* [REQUIREMENTS]: Render every entry verbatim.

* [Entries from a dataset]:
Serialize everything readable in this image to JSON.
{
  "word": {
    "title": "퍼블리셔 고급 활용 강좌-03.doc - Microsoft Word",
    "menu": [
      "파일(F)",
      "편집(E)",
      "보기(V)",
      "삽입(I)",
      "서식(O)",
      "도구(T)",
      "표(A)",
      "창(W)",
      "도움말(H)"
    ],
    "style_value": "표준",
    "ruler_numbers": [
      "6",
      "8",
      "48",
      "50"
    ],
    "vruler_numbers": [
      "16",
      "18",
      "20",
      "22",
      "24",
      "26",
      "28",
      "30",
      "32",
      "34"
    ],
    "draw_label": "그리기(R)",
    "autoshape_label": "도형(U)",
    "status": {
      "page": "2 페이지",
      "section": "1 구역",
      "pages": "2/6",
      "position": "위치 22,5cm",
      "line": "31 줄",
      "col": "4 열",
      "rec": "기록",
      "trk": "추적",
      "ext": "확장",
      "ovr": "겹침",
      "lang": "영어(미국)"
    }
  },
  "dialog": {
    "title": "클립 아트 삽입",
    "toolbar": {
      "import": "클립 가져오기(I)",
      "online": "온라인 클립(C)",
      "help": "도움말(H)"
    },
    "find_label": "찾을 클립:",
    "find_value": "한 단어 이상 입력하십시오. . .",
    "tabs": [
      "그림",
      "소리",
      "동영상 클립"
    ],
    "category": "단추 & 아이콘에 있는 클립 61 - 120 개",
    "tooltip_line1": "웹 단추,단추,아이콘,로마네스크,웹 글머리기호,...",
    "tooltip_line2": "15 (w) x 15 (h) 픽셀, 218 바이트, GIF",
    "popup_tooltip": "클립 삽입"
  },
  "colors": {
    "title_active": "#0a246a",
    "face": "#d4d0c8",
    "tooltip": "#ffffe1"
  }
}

* [TASK OUTPUT]:
Serialize everything readable in this image to JSON.
{
  "word": {
    "title": "퍼블리셔 고급 활용 강좌-03.doc - Microsoft Word",
    "menu": [
      "파일(F)",
      "편집(E)",
      "보기(V)",
      "삽입(I)",
      "서식(O)",
      "도구(T)",
      "표(A)",
      "창(W)",
      "도움말(H)"
    ],
    "style_value": "표준",
    "ruler_numbers": [
      "6",
      "8",
      "48",
      "50"
    ],
    "vruler_numbers": [
      "16",
      "18",
      "20",
      "22",
      "24",
      "26",
      "28",
      "30",
      "32",
      "34"
    ],
    "draw_label": "그리기(R)",
    "autoshape_label": "도형(U)",
    "status": {
      "page": "2 페이지",
      "section": "1 구역",
      "pages": "2/6",
      "position": "위치 22,5cm",
      "line": "31 줄",
      "col": "4 열",
      "rec": "기록",
      "trk": "추적",
      "ext": "확장",
      "ovr": "겹침",
      "lang": "영어(미국)"
    }
  },
  "dialog": {
    "title": "클립 아트 삽입",
    "toolbar": {
      "import": "클립 가져오기(I)",
      "online": "온라인 클립(C)",
      "help": "도움말(H)"
    },
    "find_label": "찾을 클립:",
    "find_value": "한 단어 이상 입력하십시오. . .",
    "tabs": [
      "그림",
      "소리",
      "동영상 클립"
    ],
    "category": "단추 & 아이콘에 있는 클립 61 - 120 개",
    "tooltip_line1": "웹 단추,단추,아이콘,로마네스크,웹 글머리기호,...",
    "tooltip_line2": "15 (w) x 15 (h) 픽셀, 218 바이트, GIF",
    "popup_tooltip": "클립 삽입"
  },
  "colors": {
    "title_active": "#0a246a",
    "face": "#d4d0c8",
    "tooltip": "#ffffe1"
  }
}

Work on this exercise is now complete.